(Stored records)
--------------------

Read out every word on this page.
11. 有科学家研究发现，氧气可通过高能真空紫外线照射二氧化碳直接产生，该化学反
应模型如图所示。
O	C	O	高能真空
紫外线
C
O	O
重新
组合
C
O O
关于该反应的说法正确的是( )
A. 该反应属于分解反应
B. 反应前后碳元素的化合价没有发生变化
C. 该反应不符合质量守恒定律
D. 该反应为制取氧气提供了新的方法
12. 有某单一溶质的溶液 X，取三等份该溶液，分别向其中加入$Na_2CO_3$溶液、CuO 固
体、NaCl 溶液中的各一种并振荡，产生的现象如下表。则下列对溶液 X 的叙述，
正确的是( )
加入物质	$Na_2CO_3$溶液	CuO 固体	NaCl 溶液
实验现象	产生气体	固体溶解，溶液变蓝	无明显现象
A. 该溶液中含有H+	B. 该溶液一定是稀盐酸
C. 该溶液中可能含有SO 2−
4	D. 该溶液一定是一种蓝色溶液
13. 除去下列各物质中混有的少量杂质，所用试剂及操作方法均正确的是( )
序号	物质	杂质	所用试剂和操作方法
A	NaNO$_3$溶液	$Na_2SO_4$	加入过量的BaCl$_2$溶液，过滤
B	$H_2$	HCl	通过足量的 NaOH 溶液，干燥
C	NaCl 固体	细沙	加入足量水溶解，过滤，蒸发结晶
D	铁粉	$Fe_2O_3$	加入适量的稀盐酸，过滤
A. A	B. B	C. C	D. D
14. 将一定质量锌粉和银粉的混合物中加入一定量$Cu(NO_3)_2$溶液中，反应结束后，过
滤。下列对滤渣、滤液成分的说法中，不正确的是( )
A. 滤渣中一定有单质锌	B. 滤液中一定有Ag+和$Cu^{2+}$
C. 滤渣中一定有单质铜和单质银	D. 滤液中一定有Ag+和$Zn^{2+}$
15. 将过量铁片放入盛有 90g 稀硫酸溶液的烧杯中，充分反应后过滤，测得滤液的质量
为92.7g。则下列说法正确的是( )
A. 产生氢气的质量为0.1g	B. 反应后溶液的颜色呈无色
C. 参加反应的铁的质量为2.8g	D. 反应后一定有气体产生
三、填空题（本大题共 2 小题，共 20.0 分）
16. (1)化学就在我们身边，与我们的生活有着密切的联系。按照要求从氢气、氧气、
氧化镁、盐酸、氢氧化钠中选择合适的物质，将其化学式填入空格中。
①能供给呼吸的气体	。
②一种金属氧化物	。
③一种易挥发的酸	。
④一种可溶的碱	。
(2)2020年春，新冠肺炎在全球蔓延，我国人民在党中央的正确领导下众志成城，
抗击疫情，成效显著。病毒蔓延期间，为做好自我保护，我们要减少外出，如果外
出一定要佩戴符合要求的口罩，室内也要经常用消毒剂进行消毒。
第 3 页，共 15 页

--------------------

THE PROBLEM> From the first line to the last, please quote the material above exactly.

EXERCISE SOLUTION>
Read out every word on this page.
11. 有科学家研究发现，氧气可通过高能真空紫外线照射二氧化碳直接产生，该化学反
应模型如图所示。
O	C	O	高能真空
紫外线
C
O	O
重新
组合
C
O O
关于该反应的说法正确的是( )
A. 该反应属于分解反应
B. 反应前后碳元素的化合价没有发生变化
C. 该反应不符合质量守恒定律
D. 该反应为制取氧气提供了新的方法
12. 有某单一溶质的溶液 X，取三等份该溶液，分别向其中加入$Na_2CO_3$溶液、CuO 固
体、NaCl 溶液中的各一种并振荡，产生的现象如下表。则下列对溶液 X 的叙述，
正确的是( )
加入物质	$Na_2CO_3$溶液	CuO 固体	NaCl 溶液
实验现象	产生气体	固体溶解，溶液变蓝	无明显现象
A. 该溶液中含有H+	B. 该溶液一定是稀盐酸
C. 该溶液中可能含有SO 2−
4	D. 该溶液一定是一种蓝色溶液
13. 除去下列各物质中混有的少量杂质，所用试剂及操作方法均正确的是( )
序号	物质	杂质	所用试剂和操作方法
A	NaNO$_3$溶液	$Na_2SO_4$	加入过量的BaCl$_2$溶液，过滤
B	$H_2$	HCl	通过足量的 NaOH 溶液，干燥
C	NaCl 固体	细沙	加入足量水溶解，过滤，蒸发结晶
D	铁粉	$Fe_2O_3$	加入适量的稀盐酸，过滤
A. A	B. B	C. C	D. D
14. 将一定质量锌粉和银粉的混合物中加入一定量$Cu(NO_3)_2$溶液中，反应结束后，过
滤。下列对滤渣、滤液成分的说法中，不正确的是( )
A. 滤渣中一定有单质锌	B. 滤液中一定有Ag+和$Cu^{2+}$
C. 滤渣中一定有单质铜和单质银	D. 滤液中一定有Ag+和$Zn^{2+}$
15. 将过量铁片放入盛有 90g 稀硫酸溶液的烧杯中，充分反应后过滤，测得滤液的质量
为92.7g。则下列说法正确的是( )
A. 产生氢气的质量为0.1g	B. 反应后溶液的颜色呈无色
C. 参加反应的铁的质量为2.8g	D. 反应后一定有气体产生
三、填空题（本大题共 2 小题，共 20.0 分）
16. (1)化学就在我们身边，与我们的生活有着密切的联系。按照要求从氢气、氧气、
氧化镁、盐酸、氢氧化钠中选择合适的物质，将其化学式填入空格中。
①能供给呼吸的气体	。
②一种金属氧化物	。
③一种易挥发的酸	。
④一种可溶的碱	。
(2)2020年春，新冠肺炎在全球蔓延，我国人民在党中央的正确领导下众志成城，
抗击疫情，成效显著。病毒蔓延期间，为做好自我保护，我们要减少外出，如果外
出一定要佩戴符合要求的口罩，室内也要经常用消毒剂进行消毒。
第 3 页，共 15 页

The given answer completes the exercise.